JOB -
Every line of the material is to be quoted verbatim, minus the pictures.
--- Begin PROVIDED DATA ---
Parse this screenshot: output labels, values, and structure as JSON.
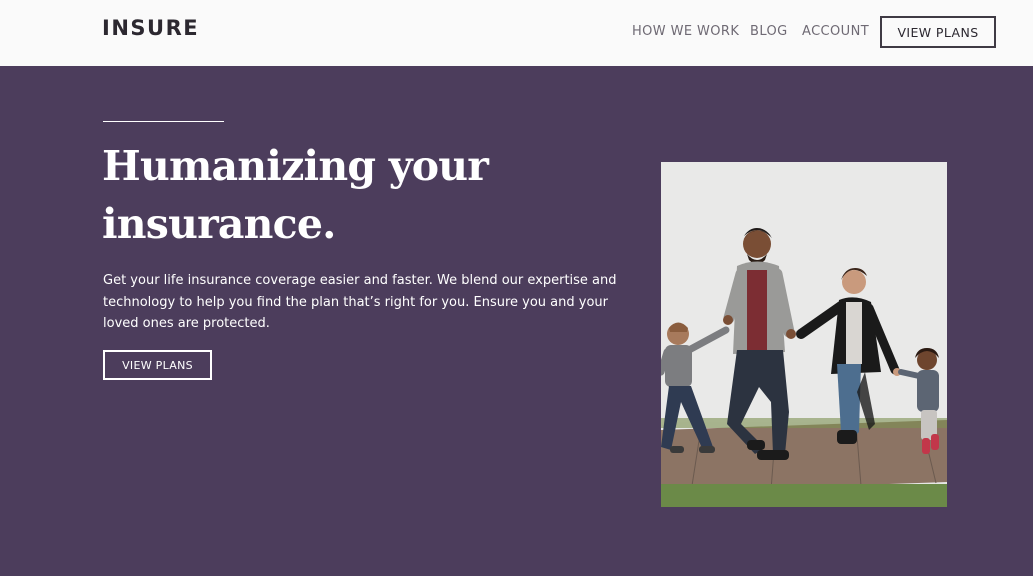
{
  "header": {
    "logo": "INSURE",
    "nav": [
      {
        "label": "HOW WE WORK"
      },
      {
        "label": "BLOG"
      },
      {
        "label": "ACCOUNT"
      }
    ],
    "cta_label": "VIEW PLANS"
  },
  "hero": {
    "title_line1": "Humanizing your",
    "title_line2": "insurance.",
    "text": "Get your life insurance coverage easier and faster. We blend our expertise and technology to help you find the plan that’s right for you. Ensure you and your loved ones are protected.",
    "cta_label": "VIEW PLANS"
  },
  "colors": {
    "header_bg": "#fafafa",
    "hero_bg": "#4c3d5c",
    "text_light": "#ffffff",
    "nav_text": "#6f6a74"
  }
}
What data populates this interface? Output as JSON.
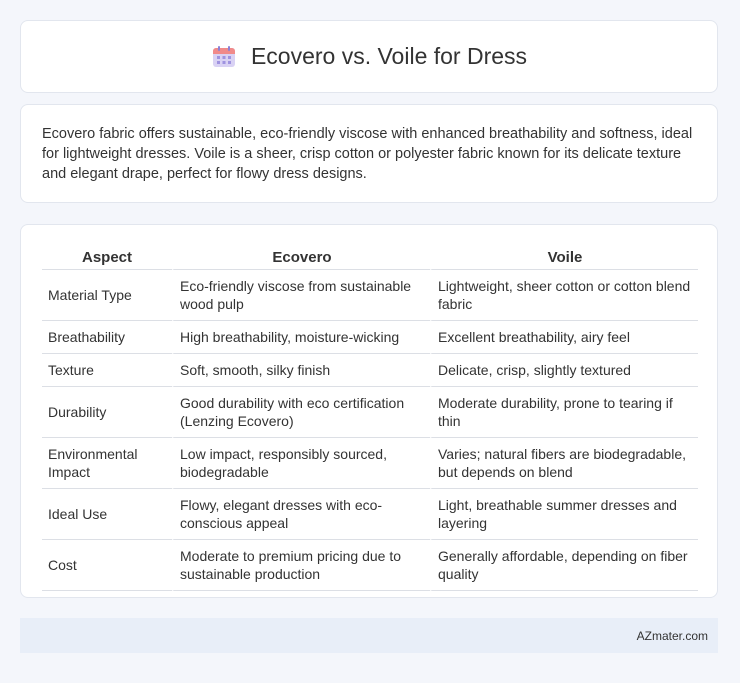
{
  "header": {
    "icon": "calendar-icon",
    "title": "Ecovero vs. Voile for Dress"
  },
  "description": "Ecovero fabric offers sustainable, eco-friendly viscose with enhanced breathability and softness, ideal for lightweight dresses. Voile is a sheer, crisp cotton or polyester fabric known for its delicate texture and elegant drape, perfect for flowy dress designs.",
  "table": {
    "headers": [
      "Aspect",
      "Ecovero",
      "Voile"
    ],
    "rows": [
      [
        "Material Type",
        "Eco-friendly viscose from sustainable wood pulp",
        "Lightweight, sheer cotton or cotton blend fabric"
      ],
      [
        "Breathability",
        "High breathability, moisture-wicking",
        "Excellent breathability, airy feel"
      ],
      [
        "Texture",
        "Soft, smooth, silky finish",
        "Delicate, crisp, slightly textured"
      ],
      [
        "Durability",
        "Good durability with eco certification (Lenzing Ecovero)",
        "Moderate durability, prone to tearing if thin"
      ],
      [
        "Environmental Impact",
        "Low impact, responsibly sourced, biodegradable",
        "Varies; natural fibers are biodegradable, but depends on blend"
      ],
      [
        "Ideal Use",
        "Flowy, elegant dresses with eco-conscious appeal",
        "Light, breathable summer dresses and layering"
      ],
      [
        "Cost",
        "Moderate to premium pricing due to sustainable production",
        "Generally affordable, depending on fiber quality"
      ]
    ]
  },
  "footer": {
    "brand": "AZmater.com"
  }
}
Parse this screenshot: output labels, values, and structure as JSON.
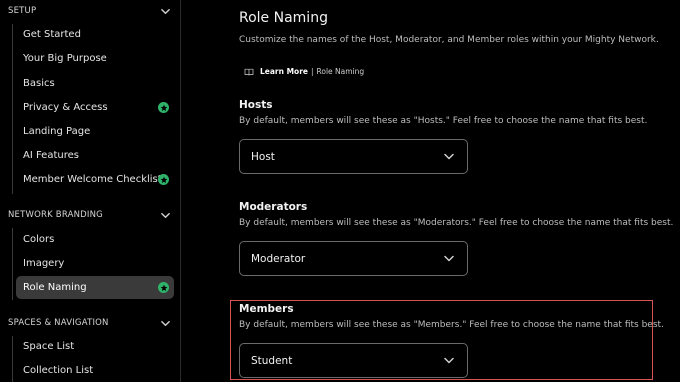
{
  "sidebar": {
    "sections": [
      {
        "title": "SETUP",
        "items": [
          {
            "label": "Get Started",
            "badge": false,
            "selected": false
          },
          {
            "label": "Your Big Purpose",
            "badge": false,
            "selected": false
          },
          {
            "label": "Basics",
            "badge": false,
            "selected": false
          },
          {
            "label": "Privacy & Access",
            "badge": true,
            "selected": false
          },
          {
            "label": "Landing Page",
            "badge": false,
            "selected": false
          },
          {
            "label": "AI Features",
            "badge": false,
            "selected": false
          },
          {
            "label": "Member Welcome Checklist",
            "badge": true,
            "selected": false
          }
        ]
      },
      {
        "title": "NETWORK BRANDING",
        "items": [
          {
            "label": "Colors",
            "badge": false,
            "selected": false
          },
          {
            "label": "Imagery",
            "badge": false,
            "selected": false
          },
          {
            "label": "Role Naming",
            "badge": true,
            "selected": true
          }
        ]
      },
      {
        "title": "SPACES & NAVIGATION",
        "items": [
          {
            "label": "Space List",
            "badge": false,
            "selected": false
          },
          {
            "label": "Collection List",
            "badge": false,
            "selected": false
          }
        ]
      }
    ]
  },
  "main": {
    "title": "Role Naming",
    "subtitle": "Customize the names of the Host, Moderator, and Member roles within your Mighty Network.",
    "learn_more": {
      "bold": "Learn More",
      "separator": "|",
      "link": "Role Naming"
    },
    "groups": [
      {
        "title": "Hosts",
        "description": "By default, members will see these as \"Hosts.\" Feel free to choose the name that fits best.",
        "value": "Host"
      },
      {
        "title": "Moderators",
        "description": "By default, members will see these as \"Moderators.\" Feel free to choose the name that fits best.",
        "value": "Moderator"
      },
      {
        "title": "Members",
        "description": "By default, members will see these as \"Members.\" Feel free to choose the name that fits best.",
        "value": "Student"
      }
    ]
  },
  "colors": {
    "background": "#000000",
    "selected_item": "#3a3a3a",
    "badge_green": "#2fb36b",
    "highlight_red": "#d9534f"
  },
  "icons": {
    "section_toggle": "chevron-down-icon",
    "badge": "star-badge-icon",
    "learn_more": "book-icon",
    "select_arrow": "chevron-down-icon"
  }
}
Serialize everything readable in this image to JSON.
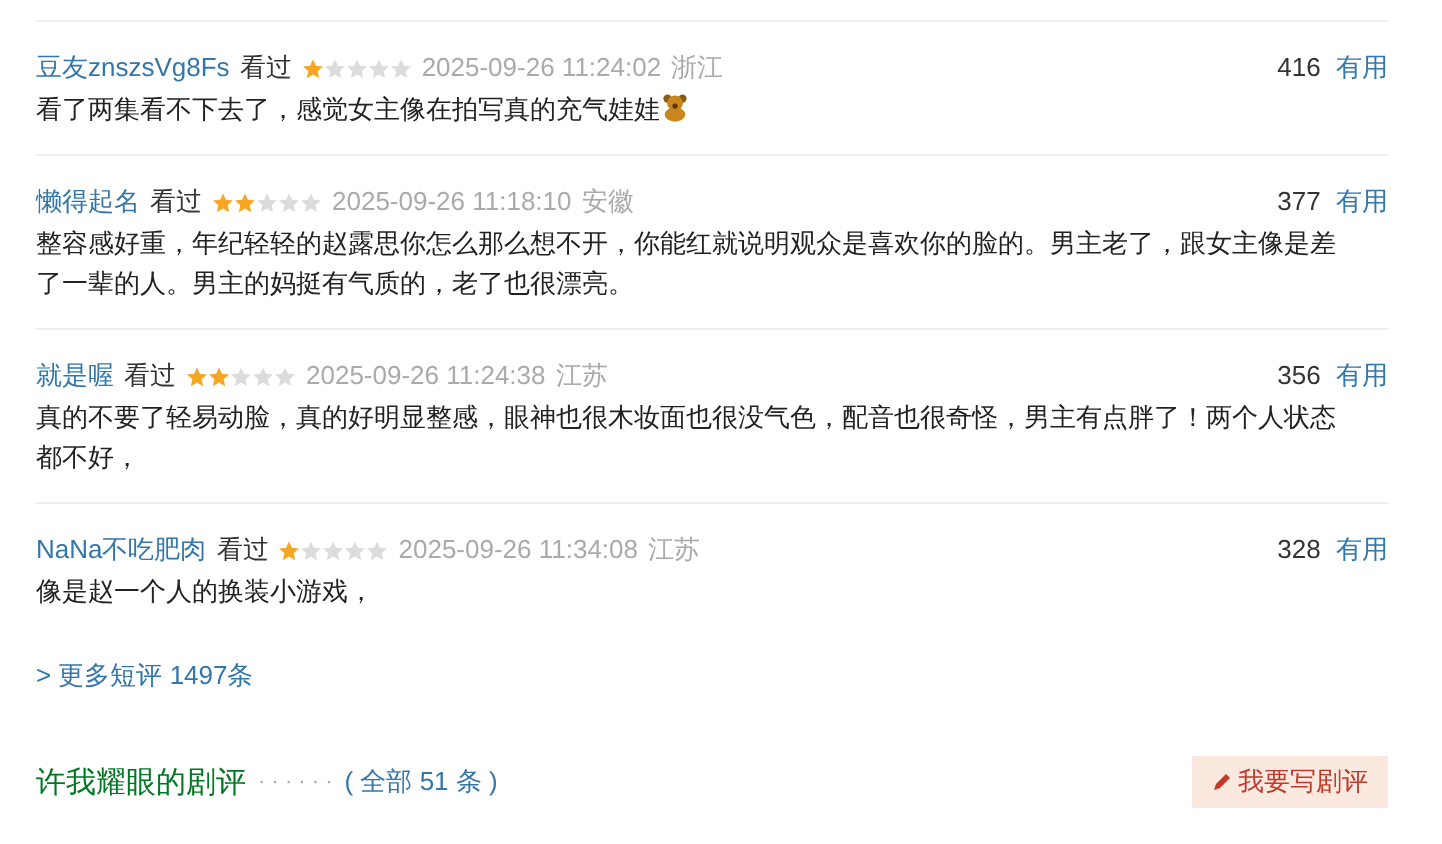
{
  "comments": [
    {
      "user": "豆友znszsVg8Fs",
      "status": "看过",
      "stars": 1,
      "time": "2025-09-26 11:24:02",
      "location": "浙江",
      "votes": "416",
      "vote_label": "有用",
      "text": "看了两集看不下去了，感觉女主像在拍写真的充气娃娃",
      "emoji": true
    },
    {
      "user": "懒得起名",
      "status": "看过",
      "stars": 2,
      "time": "2025-09-26 11:18:10",
      "location": "安徽",
      "votes": "377",
      "vote_label": "有用",
      "text": "整容感好重，年纪轻轻的赵露思你怎么那么想不开，你能红就说明观众是喜欢你的脸的。男主老了，跟女主像是差了一辈的人。男主的妈挺有气质的，老了也很漂亮。",
      "emoji": false
    },
    {
      "user": "就是喔",
      "status": "看过",
      "stars": 2,
      "time": "2025-09-26 11:24:38",
      "location": "江苏",
      "votes": "356",
      "vote_label": "有用",
      "text": "真的不要了轻易动脸，真的好明显整感，眼神也很木妆面也很没气色，配音也很奇怪，男主有点胖了！两个人状态都不好，",
      "emoji": false
    },
    {
      "user": "NaNa不吃肥肉",
      "status": "看过",
      "stars": 1,
      "time": "2025-09-26 11:34:08",
      "location": "江苏",
      "votes": "328",
      "vote_label": "有用",
      "text": "像是赵一个人的换装小游戏，",
      "emoji": false
    }
  ],
  "more_link": "> 更多短评 1497条",
  "section": {
    "title": "许我耀眼的剧评",
    "dots": "· · · · · ·",
    "count_link": "( 全部 51 条 )",
    "write_button": "我要写剧评"
  }
}
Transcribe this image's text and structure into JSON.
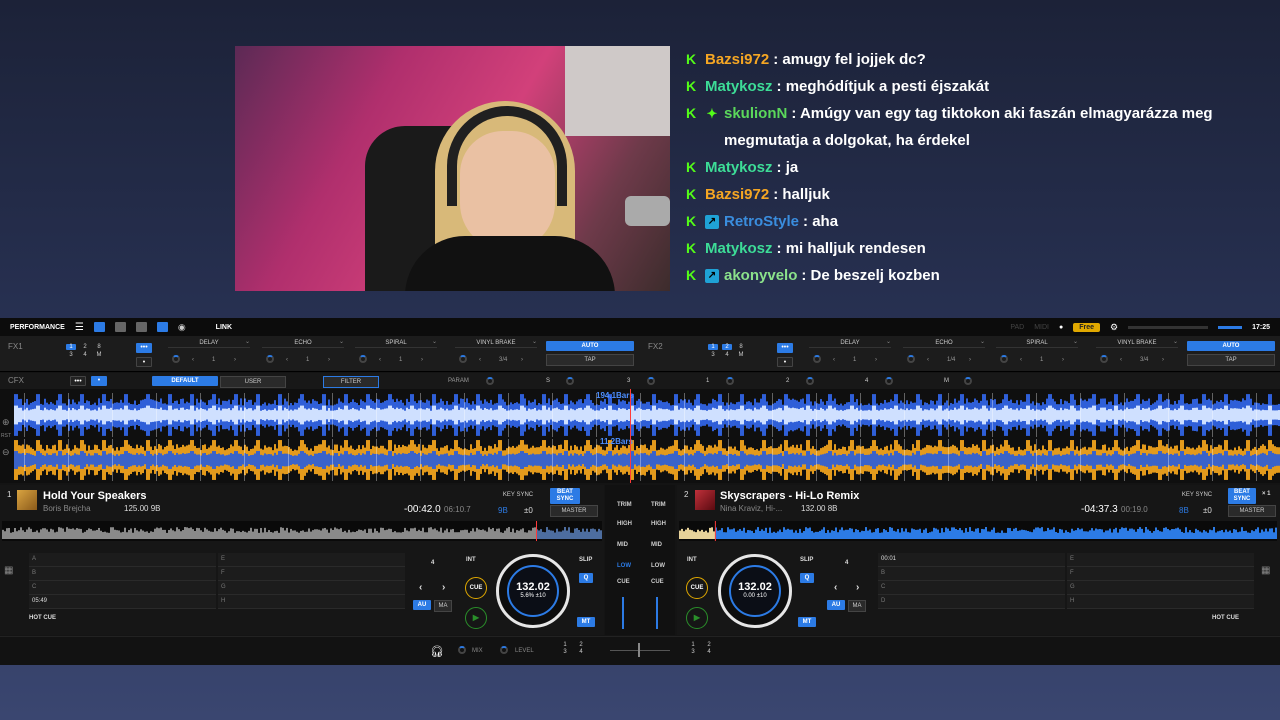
--- End PROVIDED DATA ---
WRITTEN ANSWER -
Parse this screenshot: output labels, values, and structure as JSON.
{
  "header": {
    "logo": "INSURE",
    "nav": [
      {
        "label": "HOW WE WORK"
      },
      {
        "label": "BLOG"
      },
      {
        "label": "ACCOUNT"
      }
    ],
    "cta_label": "VIEW PLANS"
  },
  "hero": {
    "title_line1": "Humanizing your",
    "title_line2": "insurance.",
    "text": "Get your life insurance coverage easier and faster. We blend our expertise and technology to help you find the plan that’s right for you. Ensure you and your loved ones are protected.",
    "cta_label": "VIEW PLANS"
  },
  "colors": {
    "header_bg": "#fafafa",
    "hero_bg": "#4c3d5c",
    "text_light": "#ffffff",
    "nav_text": "#6f6a74"
  }
}
What data populates this interface? Output as JSON.
{
  "header": {
    "icon": "calendar-icon",
    "title": "Ecovero vs. Voile for Dress"
  },
  "description": "Ecovero fabric offers sustainable, eco-friendly viscose with enhanced breathability and softness, ideal for lightweight dresses. Voile is a sheer, crisp cotton or polyester fabric known for its delicate texture and elegant drape, perfect for flowy dress designs.",
  "table": {
    "headers": [
      "Aspect",
      "Ecovero",
      "Voile"
    ],
    "rows": [
      [
        "Material Type",
        "Eco-friendly viscose from sustainable wood pulp",
        "Lightweight, sheer cotton or cotton blend fabric"
      ],
      [
        "Breathability",
        "High breathability, moisture-wicking",
        "Excellent breathability, airy feel"
      ],
      [
        "Texture",
        "Soft, smooth, silky finish",
        "Delicate, crisp, slightly textured"
      ],
      [
        "Durability",
        "Good durability with eco certification (Lenzing Ecovero)",
        "Moderate durability, prone to tearing if thin"
      ],
      [
        "Environmental Impact",
        "Low impact, responsibly sourced, biodegradable",
        "Varies; natural fibers are biodegradable, but depends on blend"
      ],
      [
        "Ideal Use",
        "Flowy, elegant dresses with eco-conscious appeal",
        "Light, breathable summer dresses and layering"
      ],
      [
        "Cost",
        "Moderate to premium pricing due to sustainable production",
        "Generally affordable, depending on fiber quality"
      ]
    ]
  },
  "footer": {
    "brand": "AZmater.com"
  }
}
Parse this screenshot: output labels, values, and structure as JSON.
{
  "sidebar": {
    "sections": [
      {
        "title": "SETUP",
        "items": [
          {
            "label": "Get Started",
            "badge": false,
            "selected": false
          },
          {
            "label": "Your Big Purpose",
            "badge": false,
            "selected": false
          },
          {
            "label": "Basics",
            "badge": false,
            "selected": false
          },
          {
            "label": "Privacy & Access",
            "badge": true,
            "selected": false
          },
          {
            "label": "Landing Page",
            "badge": false,
            "selected": false
          },
          {
            "label": "AI Features",
            "badge": false,
            "selected": false
          },
          {
            "label": "Member Welcome Checklist",
            "badge": true,
            "selected": false
          }
        ]
      },
      {
        "title": "NETWORK BRANDING",
        "items": [
          {
            "label": "Colors",
            "badge": false,
            "selected": false
          },
          {
            "label": "Imagery",
            "badge": false,
            "selected": false
          },
          {
            "label": "Role Naming",
            "badge": true,
            "selected": true
          }
        ]
      },
      {
        "title": "SPACES & NAVIGATION",
        "items": [
          {
            "label": "Space List",
            "badge": false,
            "selected": false
          },
          {
            "label": "Collection List",
            "badge": false,
            "selected": false
          }
        ]
      }
    ]
  },
  "main": {
    "title": "Role Naming",
    "subtitle": "Customize the names of the Host, Moderator, and Member roles within your Mighty Network.",
    "learn_more": {
      "bold": "Learn More",
      "separator": "|",
      "link": "Role Naming"
    },
    "groups": [
      {
        "title": "Hosts",
        "description": "By default, members will see these as \"Hosts.\" Feel free to choose the name that fits best.",
        "value": "Host"
      },
      {
        "title": "Moderators",
        "description": "By default, members will see these as \"Moderators.\" Feel free to choose the name that fits best.",
        "value": "Moderator"
      },
      {
        "title": "Members",
        "description": "By default, members will see these as \"Members.\" Feel free to choose the name that fits best.",
        "value": "Student"
      }
    ]
  },
  "colors": {
    "background": "#000000",
    "selected_item": "#3a3a3a",
    "badge_green": "#2fb36b",
    "highlight_red": "#d9534f"
  },
  "icons": {
    "section_toggle": "chevron-down-icon",
    "badge": "star-badge-icon",
    "learn_more": "book-icon",
    "select_arrow": "chevron-down-icon"
  }
}
Serialize everything readable in this image to JSON.
{
  "comments": [
    {
      "user": "豆友znszsVg8Fs",
      "status": "看过",
      "stars": 1,
      "time": "2025-09-26 11:24:02",
      "location": "浙江",
      "votes": "416",
      "vote_label": "有用",
      "text": "看了两集看不下去了，感觉女主像在拍写真的充气娃娃",
      "emoji": true
    },
    {
      "user": "懒得起名",
      "status": "看过",
      "stars": 2,
      "time": "2025-09-26 11:18:10",
      "location": "安徽",
      "votes": "377",
      "vote_label": "有用",
      "text": "整容感好重，年纪轻轻的赵露思你怎么那么想不开，你能红就说明观众是喜欢你的脸的。男主老了，跟女主像是差了一辈的人。男主的妈挺有气质的，老了也很漂亮。",
      "emoji": false
    },
    {
      "user": "就是喔",
      "status": "看过",
      "stars": 2,
      "time": "2025-09-26 11:24:38",
      "location": "江苏",
      "votes": "356",
      "vote_label": "有用",
      "text": "真的不要了轻易动脸，真的好明显整感，眼神也很木妆面也很没气色，配音也很奇怪，男主有点胖了！两个人状态都不好，",
      "emoji": false
    },
    {
      "user": "NaNa不吃肥肉",
      "status": "看过",
      "stars": 1,
      "time": "2025-09-26 11:34:08",
      "location": "江苏",
      "votes": "328",
      "vote_label": "有用",
      "text": "像是赵一个人的换装小游戏，",
      "emoji": false
    }
  ],
  "more_link": "> 更多短评 1497条",
  "section": {
    "title": "许我耀眼的剧评",
    "dots": "· · · · · ·",
    "count_link": "( 全部 51 条 )",
    "write_button": "我要写剧评"
  }
}
Transcribe this image's text and structure into JSON.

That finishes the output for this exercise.